• **What you will do**
Set down the full listing exactly as given. Any pictures are to be left out.

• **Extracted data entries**
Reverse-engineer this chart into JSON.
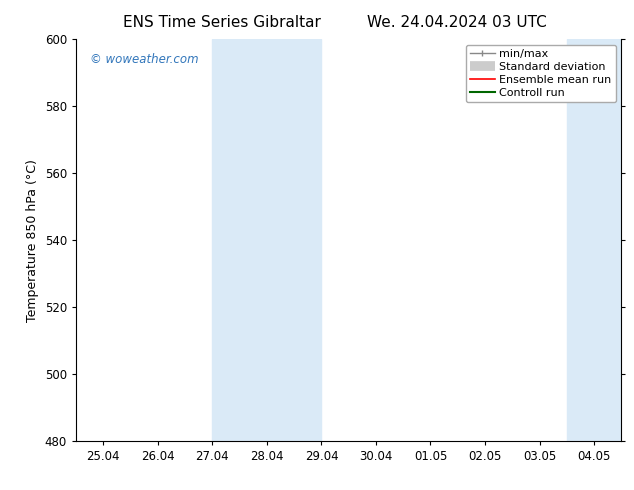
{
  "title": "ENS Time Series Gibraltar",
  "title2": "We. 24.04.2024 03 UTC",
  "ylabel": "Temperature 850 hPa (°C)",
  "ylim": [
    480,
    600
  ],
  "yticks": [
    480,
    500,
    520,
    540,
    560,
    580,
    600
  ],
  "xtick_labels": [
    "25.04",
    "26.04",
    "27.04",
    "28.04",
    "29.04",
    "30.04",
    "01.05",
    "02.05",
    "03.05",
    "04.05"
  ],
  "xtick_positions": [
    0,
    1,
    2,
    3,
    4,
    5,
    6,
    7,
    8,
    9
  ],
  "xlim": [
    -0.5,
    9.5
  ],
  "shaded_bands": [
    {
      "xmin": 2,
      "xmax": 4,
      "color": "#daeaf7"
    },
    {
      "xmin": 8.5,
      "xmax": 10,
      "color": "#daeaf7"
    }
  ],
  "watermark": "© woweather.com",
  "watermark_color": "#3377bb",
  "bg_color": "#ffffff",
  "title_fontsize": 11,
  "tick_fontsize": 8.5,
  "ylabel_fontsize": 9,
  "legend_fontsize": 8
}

• **Task answer**
Reverse-engineer this chart into JSON.
{
  "title": "ENS Time Series Gibraltar",
  "title2": "We. 24.04.2024 03 UTC",
  "ylabel": "Temperature 850 hPa (°C)",
  "ylim": [
    480,
    600
  ],
  "yticks": [
    480,
    500,
    520,
    540,
    560,
    580,
    600
  ],
  "xtick_labels": [
    "25.04",
    "26.04",
    "27.04",
    "28.04",
    "29.04",
    "30.04",
    "01.05",
    "02.05",
    "03.05",
    "04.05"
  ],
  "xtick_positions": [
    0,
    1,
    2,
    3,
    4,
    5,
    6,
    7,
    8,
    9
  ],
  "xlim": [
    -0.5,
    9.5
  ],
  "shaded_bands": [
    {
      "xmin": 2,
      "xmax": 4,
      "color": "#daeaf7"
    },
    {
      "xmin": 8.5,
      "xmax": 10,
      "color": "#daeaf7"
    }
  ],
  "watermark": "© woweather.com",
  "watermark_color": "#3377bb",
  "bg_color": "#ffffff",
  "title_fontsize": 11,
  "tick_fontsize": 8.5,
  "ylabel_fontsize": 9,
  "legend_fontsize": 8
}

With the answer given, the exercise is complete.